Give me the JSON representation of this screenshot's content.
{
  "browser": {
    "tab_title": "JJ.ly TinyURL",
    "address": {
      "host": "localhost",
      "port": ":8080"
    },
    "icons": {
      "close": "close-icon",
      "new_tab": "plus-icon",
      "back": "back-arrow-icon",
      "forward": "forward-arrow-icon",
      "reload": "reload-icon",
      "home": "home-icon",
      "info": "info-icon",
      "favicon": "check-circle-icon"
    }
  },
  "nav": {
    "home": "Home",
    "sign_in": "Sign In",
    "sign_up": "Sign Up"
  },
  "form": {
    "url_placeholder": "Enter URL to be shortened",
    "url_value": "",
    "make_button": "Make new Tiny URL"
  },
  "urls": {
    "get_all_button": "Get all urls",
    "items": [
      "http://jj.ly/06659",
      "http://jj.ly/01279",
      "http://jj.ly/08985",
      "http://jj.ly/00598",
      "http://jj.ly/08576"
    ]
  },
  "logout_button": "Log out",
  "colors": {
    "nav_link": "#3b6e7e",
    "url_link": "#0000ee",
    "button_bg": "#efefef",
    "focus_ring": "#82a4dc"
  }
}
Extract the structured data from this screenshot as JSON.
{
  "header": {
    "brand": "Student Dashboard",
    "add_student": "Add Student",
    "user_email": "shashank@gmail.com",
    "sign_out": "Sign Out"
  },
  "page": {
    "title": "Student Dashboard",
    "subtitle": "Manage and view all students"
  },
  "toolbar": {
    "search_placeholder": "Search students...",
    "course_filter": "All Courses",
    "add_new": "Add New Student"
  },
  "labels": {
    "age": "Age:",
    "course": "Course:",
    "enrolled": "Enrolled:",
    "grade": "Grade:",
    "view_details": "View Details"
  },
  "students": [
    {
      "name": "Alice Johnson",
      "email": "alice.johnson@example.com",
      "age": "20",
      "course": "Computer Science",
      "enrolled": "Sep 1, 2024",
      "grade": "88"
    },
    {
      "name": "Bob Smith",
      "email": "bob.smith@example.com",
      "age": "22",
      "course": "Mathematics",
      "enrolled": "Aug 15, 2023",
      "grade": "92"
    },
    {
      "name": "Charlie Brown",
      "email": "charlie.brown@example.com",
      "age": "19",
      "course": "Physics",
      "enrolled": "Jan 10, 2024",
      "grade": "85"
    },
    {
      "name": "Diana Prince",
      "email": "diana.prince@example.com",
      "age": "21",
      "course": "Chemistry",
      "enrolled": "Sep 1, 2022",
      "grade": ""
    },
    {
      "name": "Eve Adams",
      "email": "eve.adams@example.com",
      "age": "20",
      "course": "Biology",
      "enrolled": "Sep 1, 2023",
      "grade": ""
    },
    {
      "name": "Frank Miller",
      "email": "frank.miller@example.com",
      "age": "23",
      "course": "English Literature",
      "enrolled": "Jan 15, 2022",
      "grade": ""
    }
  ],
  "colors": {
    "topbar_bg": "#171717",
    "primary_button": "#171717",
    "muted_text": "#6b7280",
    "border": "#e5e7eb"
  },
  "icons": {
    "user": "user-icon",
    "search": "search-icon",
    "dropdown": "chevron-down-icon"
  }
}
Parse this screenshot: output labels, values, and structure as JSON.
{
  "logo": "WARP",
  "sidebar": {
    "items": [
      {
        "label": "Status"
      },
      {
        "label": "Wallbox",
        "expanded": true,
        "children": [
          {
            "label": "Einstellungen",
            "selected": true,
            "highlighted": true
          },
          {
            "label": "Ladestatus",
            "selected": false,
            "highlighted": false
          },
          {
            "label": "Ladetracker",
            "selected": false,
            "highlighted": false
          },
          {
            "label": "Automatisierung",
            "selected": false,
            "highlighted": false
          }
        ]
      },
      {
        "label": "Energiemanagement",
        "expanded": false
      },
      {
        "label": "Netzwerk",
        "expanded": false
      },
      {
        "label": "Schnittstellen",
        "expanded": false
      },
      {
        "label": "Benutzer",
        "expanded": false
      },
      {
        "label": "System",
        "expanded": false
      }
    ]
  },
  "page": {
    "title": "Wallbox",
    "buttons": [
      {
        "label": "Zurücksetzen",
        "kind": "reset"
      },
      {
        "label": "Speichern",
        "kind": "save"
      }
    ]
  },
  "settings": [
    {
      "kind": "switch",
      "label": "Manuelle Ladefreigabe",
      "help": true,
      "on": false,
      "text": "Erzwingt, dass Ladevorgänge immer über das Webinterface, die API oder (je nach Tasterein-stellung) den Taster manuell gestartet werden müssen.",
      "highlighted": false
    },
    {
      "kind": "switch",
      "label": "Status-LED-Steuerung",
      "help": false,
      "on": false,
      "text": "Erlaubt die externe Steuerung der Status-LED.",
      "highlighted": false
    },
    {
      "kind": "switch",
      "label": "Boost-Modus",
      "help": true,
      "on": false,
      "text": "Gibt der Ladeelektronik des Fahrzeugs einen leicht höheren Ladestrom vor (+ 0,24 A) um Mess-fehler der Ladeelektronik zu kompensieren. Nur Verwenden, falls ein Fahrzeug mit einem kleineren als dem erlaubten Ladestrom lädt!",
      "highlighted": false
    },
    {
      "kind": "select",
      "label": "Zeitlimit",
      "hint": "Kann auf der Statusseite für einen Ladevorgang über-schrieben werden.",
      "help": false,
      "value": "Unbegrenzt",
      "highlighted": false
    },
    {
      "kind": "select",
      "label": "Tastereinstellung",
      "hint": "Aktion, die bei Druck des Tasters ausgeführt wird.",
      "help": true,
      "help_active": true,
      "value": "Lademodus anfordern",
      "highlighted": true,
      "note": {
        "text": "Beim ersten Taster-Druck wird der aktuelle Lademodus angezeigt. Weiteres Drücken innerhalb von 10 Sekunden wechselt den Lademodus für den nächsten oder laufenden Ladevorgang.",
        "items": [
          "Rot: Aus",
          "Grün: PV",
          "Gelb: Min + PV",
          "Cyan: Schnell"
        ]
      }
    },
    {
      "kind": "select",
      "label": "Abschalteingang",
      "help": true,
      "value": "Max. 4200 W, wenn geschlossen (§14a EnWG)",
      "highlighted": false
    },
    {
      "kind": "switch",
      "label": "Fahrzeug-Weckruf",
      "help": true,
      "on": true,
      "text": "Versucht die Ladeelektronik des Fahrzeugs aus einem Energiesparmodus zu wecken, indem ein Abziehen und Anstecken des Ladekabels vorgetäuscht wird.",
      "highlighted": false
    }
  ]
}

Do this:
Write the material out exactly, with nothing left out.

Problem solution:
Give me the JSON representation of this screenshot's content.
{
  "browser": {
    "tab_title": "JJ.ly TinyURL",
    "address": {
      "host": "localhost",
      "port": ":8080"
    },
    "icons": {
      "close": "close-icon",
      "new_tab": "plus-icon",
      "back": "back-arrow-icon",
      "forward": "forward-arrow-icon",
      "reload": "reload-icon",
      "home": "home-icon",
      "info": "info-icon",
      "favicon": "check-circle-icon"
    }
  },
  "nav": {
    "home": "Home",
    "sign_in": "Sign In",
    "sign_up": "Sign Up"
  },
  "form": {
    "url_placeholder": "Enter URL to be shortened",
    "url_value": "",
    "make_button": "Make new Tiny URL"
  },
  "urls": {
    "get_all_button": "Get all urls",
    "items": [
      "http://jj.ly/06659",
      "http://jj.ly/01279",
      "http://jj.ly/08985",
      "http://jj.ly/00598",
      "http://jj.ly/08576"
    ]
  },
  "logout_button": "Log out",
  "colors": {
    "nav_link": "#3b6e7e",
    "url_link": "#0000ee",
    "button_bg": "#efefef",
    "focus_ring": "#82a4dc"
  }
}
Extract the structured data from this screenshot as JSON.
{
  "header": {
    "brand": "Student Dashboard",
    "add_student": "Add Student",
    "user_email": "shashank@gmail.com",
    "sign_out": "Sign Out"
  },
  "page": {
    "title": "Student Dashboard",
    "subtitle": "Manage and view all students"
  },
  "toolbar": {
    "search_placeholder": "Search students...",
    "course_filter": "All Courses",
    "add_new": "Add New Student"
  },
  "labels": {
    "age": "Age:",
    "course": "Course:",
    "enrolled": "Enrolled:",
    "grade": "Grade:",
    "view_details": "View Details"
  },
  "students": [
    {
      "name": "Alice Johnson",
      "email": "alice.johnson@example.com",
      "age": "20",
      "course": "Computer Science",
      "enrolled": "Sep 1, 2024",
      "grade": "88"
    },
    {
      "name": "Bob Smith",
      "email": "bob.smith@example.com",
      "age": "22",
      "course": "Mathematics",
      "enrolled": "Aug 15, 2023",
      "grade": "92"
    },
    {
      "name": "Charlie Brown",
      "email": "charlie.brown@example.com",
      "age": "19",
      "course": "Physics",
      "enrolled": "Jan 10, 2024",
      "grade": "85"
    },
    {
      "name": "Diana Prince",
      "email": "diana.prince@example.com",
      "age": "21",
      "course": "Chemistry",
      "enrolled": "Sep 1, 2022",
      "grade": ""
    },
    {
      "name": "Eve Adams",
      "email": "eve.adams@example.com",
      "age": "20",
      "course": "Biology",
      "enrolled": "Sep 1, 2023",
      "grade": ""
    },
    {
      "name": "Frank Miller",
      "email": "frank.miller@example.com",
      "age": "23",
      "course": "English Literature",
      "enrolled": "Jan 15, 2022",
      "grade": ""
    }
  ],
  "colors": {
    "topbar_bg": "#171717",
    "primary_button": "#171717",
    "muted_text": "#6b7280",
    "border": "#e5e7eb"
  },
  "icons": {
    "user": "user-icon",
    "search": "search-icon",
    "dropdown": "chevron-down-icon"
  }
}
Parse this screenshot: output labels, values, and structure as JSON.
{
  "logo": "WARP",
  "sidebar": {
    "items": [
      {
        "label": "Status"
      },
      {
        "label": "Wallbox",
        "expanded": true,
        "children": [
          {
            "label": "Einstellungen",
            "selected": true,
            "highlighted": true
          },
          {
            "label": "Ladestatus",
            "selected": false,
            "highlighted": false
          },
          {
            "label": "Ladetracker",
            "selected": false,
            "highlighted": false
          },
          {
            "label": "Automatisierung",
            "selected": false,
            "highlighted": false
          }
        ]
      },
      {
        "label": "Energiemanagement",
        "expanded": false
      },
      {
        "label": "Netzwerk",
        "expanded": false
      },
      {
        "label": "Schnittstellen",
        "expanded": false
      },
      {
        "label": "Benutzer",
        "expanded": false
      },
      {
        "label": "System",
        "expanded": false
      }
    ]
  },
  "page": {
    "title": "Wallbox",
    "buttons": [
      {
        "label": "Zurücksetzen",
        "kind": "reset"
      },
      {
        "label": "Speichern",
        "kind": "save"
      }
    ]
  },
  "settings": [
    {
      "kind": "switch",
      "label": "Manuelle Ladefreigabe",
      "help": true,
      "on": false,
      "text": "Erzwingt, dass Ladevorgänge immer über das Webinterface, die API oder (je nach Tasterein-stellung) den Taster manuell gestartet werden müssen.",
      "highlighted": false
    },
    {
      "kind": "switch",
      "label": "Status-LED-Steuerung",
      "help": false,
      "on": false,
      "text": "Erlaubt die externe Steuerung der Status-LED.",
      "highlighted": false
    },
    {
      "kind": "switch",
      "label": "Boost-Modus",
      "help": true,
      "on": false,
      "text": "Gibt der Ladeelektronik des Fahrzeugs einen leicht höheren Ladestrom vor (+ 0,24 A) um Mess-fehler der Ladeelektronik zu kompensieren. Nur Verwenden, falls ein Fahrzeug mit einem kleineren als dem erlaubten Ladestrom lädt!",
      "highlighted": false
    },
    {
      "kind": "select",
      "label": "Zeitlimit",
      "hint": "Kann auf der Statusseite für einen Ladevorgang über-schrieben werden.",
      "help": false,
      "value": "Unbegrenzt",
      "highlighted": false
    },
    {
      "kind": "select",
      "label": "Tastereinstellung",
      "hint": "Aktion, die bei Druck des Tasters ausgeführt wird.",
      "help": true,
      "help_active": true,
      "value": "Lademodus anfordern",
      "highlighted": true,
      "note": {
        "text": "Beim ersten Taster-Druck wird der aktuelle Lademodus angezeigt. Weiteres Drücken innerhalb von 10 Sekunden wechselt den Lademodus für den nächsten oder laufenden Ladevorgang.",
        "items": [
          "Rot: Aus",
          "Grün: PV",
          "Gelb: Min + PV",
          "Cyan: Schnell"
        ]
      }
    },
    {
      "kind": "select",
      "label": "Abschalteingang",
      "help": true,
      "value": "Max. 4200 W, wenn geschlossen (§14a EnWG)",
      "highlighted": false
    },
    {
      "kind": "switch",
      "label": "Fahrzeug-Weckruf",
      "help": true,
      "on": true,
      "text": "Versucht die Ladeelektronik des Fahrzeugs aus einem Energiesparmodus zu wecken, indem ein Abziehen und Anstecken des Ladekabels vorgetäuscht wird.",
      "highlighted": false
    }
  ]
}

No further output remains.